=== Aim of the exercise ===
Quote the records in full and leave their pictures out.

# The records start

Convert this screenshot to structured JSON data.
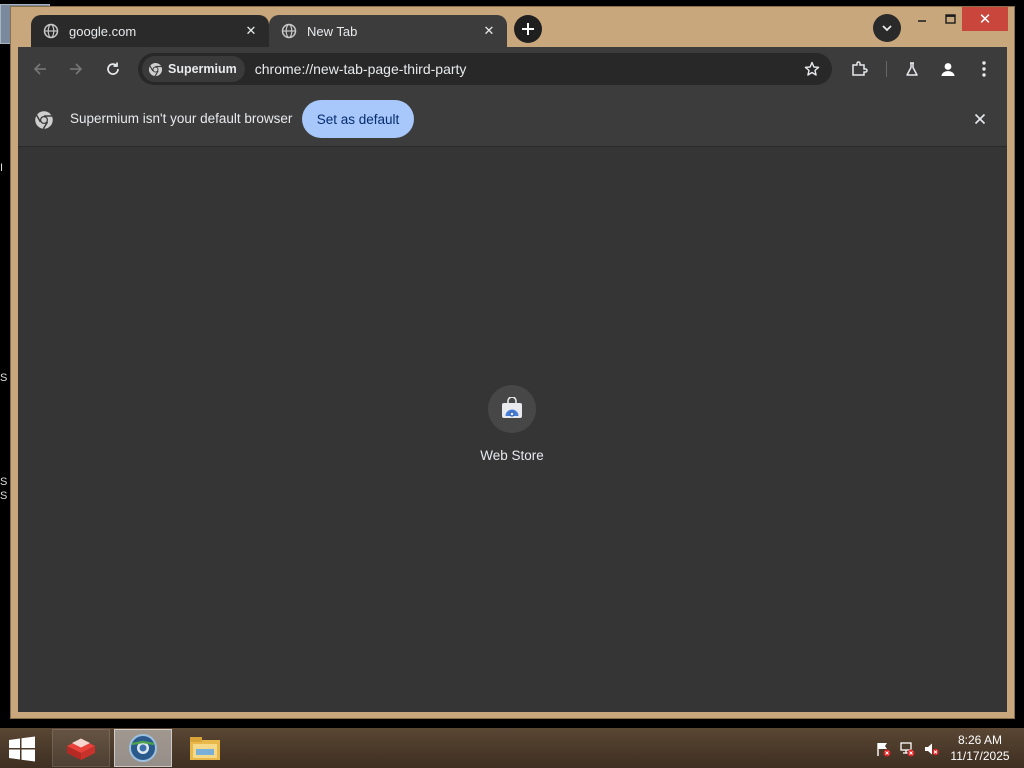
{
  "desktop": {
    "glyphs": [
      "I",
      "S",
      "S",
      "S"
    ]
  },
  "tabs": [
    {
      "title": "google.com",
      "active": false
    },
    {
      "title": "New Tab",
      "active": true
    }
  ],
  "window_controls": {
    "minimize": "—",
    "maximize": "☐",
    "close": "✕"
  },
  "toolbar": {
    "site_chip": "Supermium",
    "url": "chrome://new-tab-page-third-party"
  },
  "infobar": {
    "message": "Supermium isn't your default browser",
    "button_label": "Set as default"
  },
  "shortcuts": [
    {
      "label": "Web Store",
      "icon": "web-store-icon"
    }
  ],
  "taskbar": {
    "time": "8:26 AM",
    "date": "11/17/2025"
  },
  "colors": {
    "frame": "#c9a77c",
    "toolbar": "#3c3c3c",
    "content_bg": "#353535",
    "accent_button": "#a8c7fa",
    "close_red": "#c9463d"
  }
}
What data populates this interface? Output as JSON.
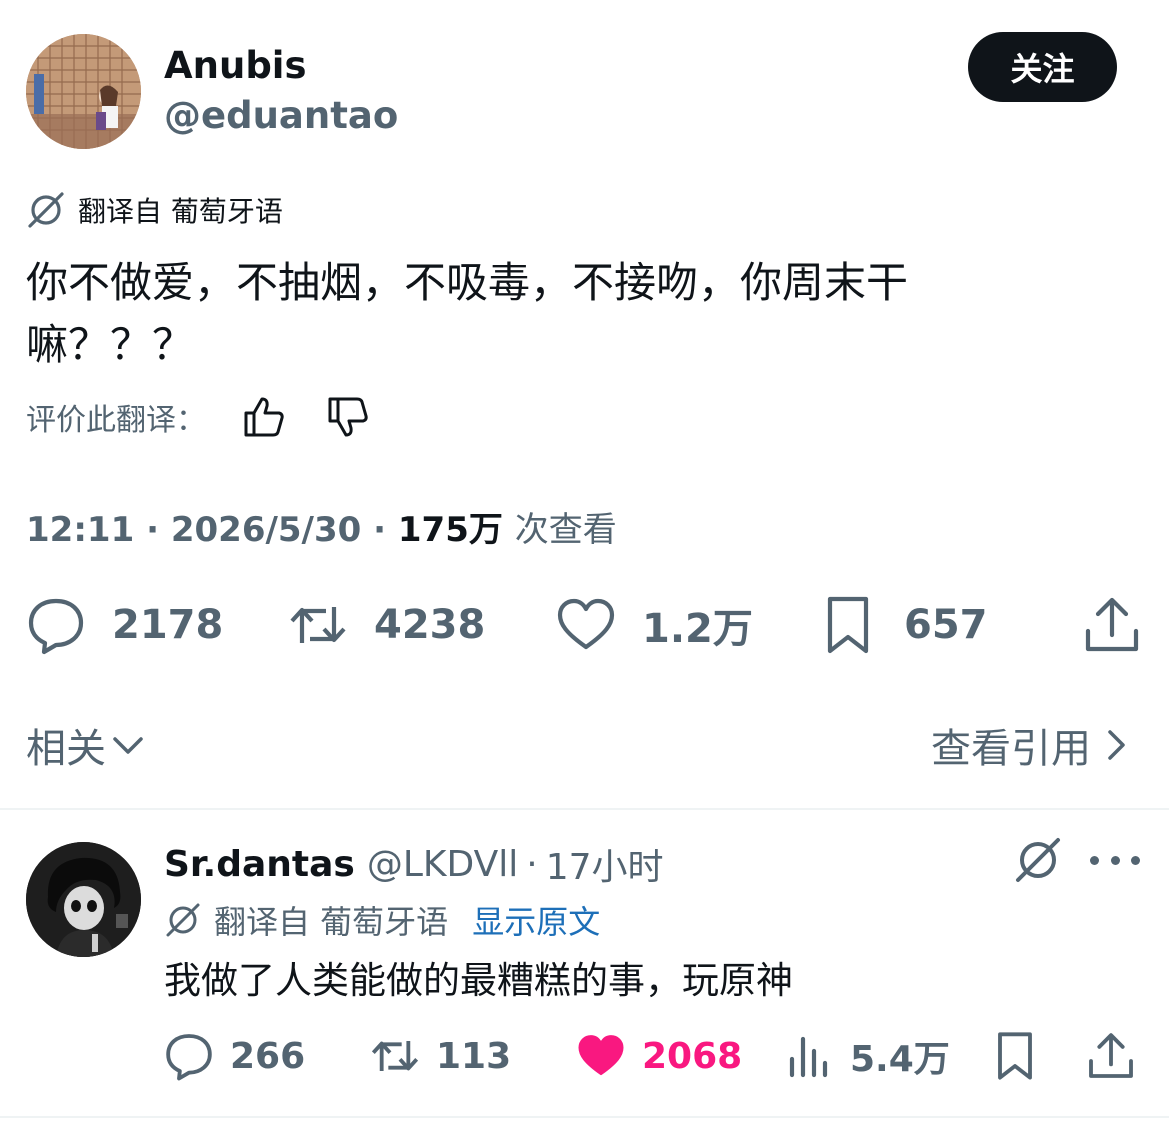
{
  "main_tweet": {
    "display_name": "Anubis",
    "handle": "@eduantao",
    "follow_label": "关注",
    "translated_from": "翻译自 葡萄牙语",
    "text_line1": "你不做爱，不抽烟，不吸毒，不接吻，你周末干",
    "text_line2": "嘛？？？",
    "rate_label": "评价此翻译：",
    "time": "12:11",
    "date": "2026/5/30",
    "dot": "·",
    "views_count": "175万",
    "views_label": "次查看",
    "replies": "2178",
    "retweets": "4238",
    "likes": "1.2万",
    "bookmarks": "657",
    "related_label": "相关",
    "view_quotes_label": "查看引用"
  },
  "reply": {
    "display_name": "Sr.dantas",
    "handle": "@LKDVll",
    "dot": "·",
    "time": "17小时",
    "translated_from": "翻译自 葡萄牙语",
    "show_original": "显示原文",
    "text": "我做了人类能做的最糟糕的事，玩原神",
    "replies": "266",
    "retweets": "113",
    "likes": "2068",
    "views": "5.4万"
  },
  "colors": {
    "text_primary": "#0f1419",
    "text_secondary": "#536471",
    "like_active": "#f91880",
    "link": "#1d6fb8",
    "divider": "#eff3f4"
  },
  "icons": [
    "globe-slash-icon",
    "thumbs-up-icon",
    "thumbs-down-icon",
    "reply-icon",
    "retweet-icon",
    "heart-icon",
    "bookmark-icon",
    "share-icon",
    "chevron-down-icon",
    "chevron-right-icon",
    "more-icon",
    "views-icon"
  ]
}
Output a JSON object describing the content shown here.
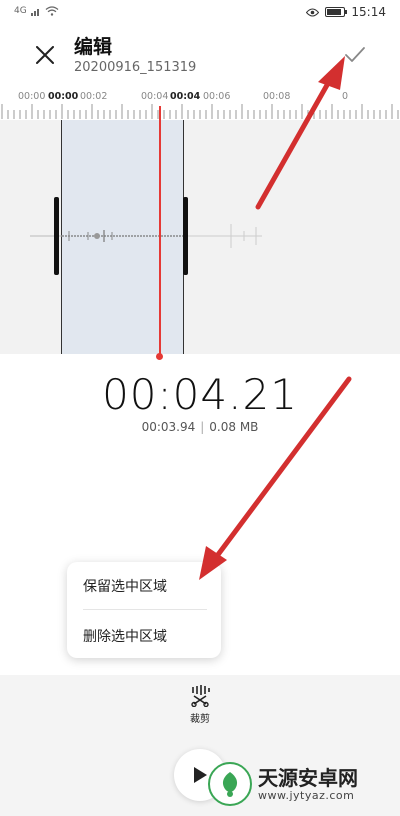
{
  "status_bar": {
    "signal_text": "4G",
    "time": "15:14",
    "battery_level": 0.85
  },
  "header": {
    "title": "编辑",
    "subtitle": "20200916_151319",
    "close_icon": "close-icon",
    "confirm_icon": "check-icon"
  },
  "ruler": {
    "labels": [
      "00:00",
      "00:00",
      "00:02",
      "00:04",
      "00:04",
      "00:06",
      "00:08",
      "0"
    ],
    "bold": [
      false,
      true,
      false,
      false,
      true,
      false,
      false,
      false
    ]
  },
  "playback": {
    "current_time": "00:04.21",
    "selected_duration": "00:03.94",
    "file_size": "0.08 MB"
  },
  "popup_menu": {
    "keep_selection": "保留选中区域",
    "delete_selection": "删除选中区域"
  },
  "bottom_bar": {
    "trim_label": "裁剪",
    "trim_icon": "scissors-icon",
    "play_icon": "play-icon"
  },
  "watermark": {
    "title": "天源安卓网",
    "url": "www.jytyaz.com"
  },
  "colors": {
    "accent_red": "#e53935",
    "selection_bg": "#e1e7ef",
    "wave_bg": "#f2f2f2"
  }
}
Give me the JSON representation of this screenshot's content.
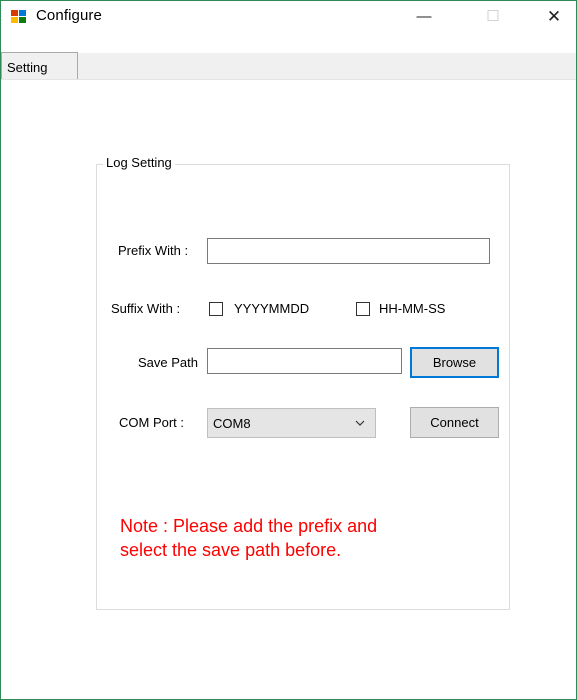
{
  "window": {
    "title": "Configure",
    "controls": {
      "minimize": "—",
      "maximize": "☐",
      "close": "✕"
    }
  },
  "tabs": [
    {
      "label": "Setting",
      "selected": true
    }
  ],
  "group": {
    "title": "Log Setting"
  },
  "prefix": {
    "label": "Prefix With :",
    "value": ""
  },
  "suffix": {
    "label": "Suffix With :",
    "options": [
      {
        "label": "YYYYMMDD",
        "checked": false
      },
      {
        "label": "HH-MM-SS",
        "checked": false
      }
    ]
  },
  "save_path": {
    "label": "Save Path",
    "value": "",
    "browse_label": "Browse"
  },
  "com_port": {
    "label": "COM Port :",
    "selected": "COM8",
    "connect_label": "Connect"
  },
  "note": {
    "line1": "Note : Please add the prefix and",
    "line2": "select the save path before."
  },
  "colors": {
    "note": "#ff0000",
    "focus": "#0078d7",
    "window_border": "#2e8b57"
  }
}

# The records end

=== Answer to the problem ===
Convert this screenshot to structured JSON data.
{
  "desktop": {
    "glyphs": [
      "I",
      "S",
      "S",
      "S"
    ]
  },
  "tabs": [
    {
      "title": "google.com",
      "active": false
    },
    {
      "title": "New Tab",
      "active": true
    }
  ],
  "window_controls": {
    "minimize": "—",
    "maximize": "☐",
    "close": "✕"
  },
  "toolbar": {
    "site_chip": "Supermium",
    "url": "chrome://new-tab-page-third-party"
  },
  "infobar": {
    "message": "Supermium isn't your default browser",
    "button_label": "Set as default"
  },
  "shortcuts": [
    {
      "label": "Web Store",
      "icon": "web-store-icon"
    }
  ],
  "taskbar": {
    "time": "8:26 AM",
    "date": "11/17/2025"
  },
  "colors": {
    "frame": "#c9a77c",
    "toolbar": "#3c3c3c",
    "content_bg": "#353535",
    "accent_button": "#a8c7fa",
    "close_red": "#c9463d"
  }
}
What data populates this interface? Output as JSON.
{
  "main_tweet": {
    "display_name": "Anubis",
    "handle": "@eduantao",
    "follow_label": "关注",
    "translated_from": "翻译自 葡萄牙语",
    "text_line1": "你不做爱，不抽烟，不吸毒，不接吻，你周末干",
    "text_line2": "嘛？？？",
    "rate_label": "评价此翻译：",
    "time": "12:11",
    "date": "2026/5/30",
    "dot": "·",
    "views_count": "175万",
    "views_label": "次查看",
    "replies": "2178",
    "retweets": "4238",
    "likes": "1.2万",
    "bookmarks": "657",
    "related_label": "相关",
    "view_quotes_label": "查看引用"
  },
  "reply": {
    "display_name": "Sr.dantas",
    "handle": "@LKDVll",
    "dot": "·",
    "time": "17小时",
    "translated_from": "翻译自 葡萄牙语",
    "show_original": "显示原文",
    "text": "我做了人类能做的最糟糕的事，玩原神",
    "replies": "266",
    "retweets": "113",
    "likes": "2068",
    "views": "5.4万"
  },
  "colors": {
    "text_primary": "#0f1419",
    "text_secondary": "#536471",
    "like_active": "#f91880",
    "link": "#1d6fb8",
    "divider": "#eff3f4"
  },
  "icons": [
    "globe-slash-icon",
    "thumbs-up-icon",
    "thumbs-down-icon",
    "reply-icon",
    "retweet-icon",
    "heart-icon",
    "bookmark-icon",
    "share-icon",
    "chevron-down-icon",
    "chevron-right-icon",
    "more-icon",
    "views-icon"
  ]
}
Output a JSON object describing the content shown here.
{
  "status_bar": {
    "signal_text": "4G",
    "time": "15:14",
    "battery_level": 0.85
  },
  "header": {
    "title": "编辑",
    "subtitle": "20200916_151319",
    "close_icon": "close-icon",
    "confirm_icon": "check-icon"
  },
  "ruler": {
    "labels": [
      "00:00",
      "00:00",
      "00:02",
      "00:04",
      "00:04",
      "00:06",
      "00:08",
      "0"
    ],
    "bold": [
      false,
      true,
      false,
      false,
      true,
      false,
      false,
      false
    ]
  },
  "playback": {
    "current_time": "00:04.21",
    "selected_duration": "00:03.94",
    "file_size": "0.08 MB"
  },
  "popup_menu": {
    "keep_selection": "保留选中区域",
    "delete_selection": "删除选中区域"
  },
  "bottom_bar": {
    "trim_label": "裁剪",
    "trim_icon": "scissors-icon",
    "play_icon": "play-icon"
  },
  "watermark": {
    "title": "天源安卓网",
    "url": "www.jytyaz.com"
  },
  "colors": {
    "accent_red": "#e53935",
    "selection_bg": "#e1e7ef",
    "wave_bg": "#f2f2f2"
  }
}
Give me the JSON representation of this screenshot's content.
{
  "window": {
    "title": "Configure",
    "controls": {
      "minimize": "—",
      "maximize": "☐",
      "close": "✕"
    }
  },
  "tabs": [
    {
      "label": "Setting",
      "selected": true
    }
  ],
  "group": {
    "title": "Log Setting"
  },
  "prefix": {
    "label": "Prefix With :",
    "value": ""
  },
  "suffix": {
    "label": "Suffix With :",
    "options": [
      {
        "label": "YYYYMMDD",
        "checked": false
      },
      {
        "label": "HH-MM-SS",
        "checked": false
      }
    ]
  },
  "save_path": {
    "label": "Save Path",
    "value": "",
    "browse_label": "Browse"
  },
  "com_port": {
    "label": "COM Port :",
    "selected": "COM8",
    "connect_label": "Connect"
  },
  "note": {
    "line1": "Note : Please add the prefix and",
    "line2": "select the save path before."
  },
  "colors": {
    "note": "#ff0000",
    "focus": "#0078d7",
    "window_border": "#2e8b57"
  }
}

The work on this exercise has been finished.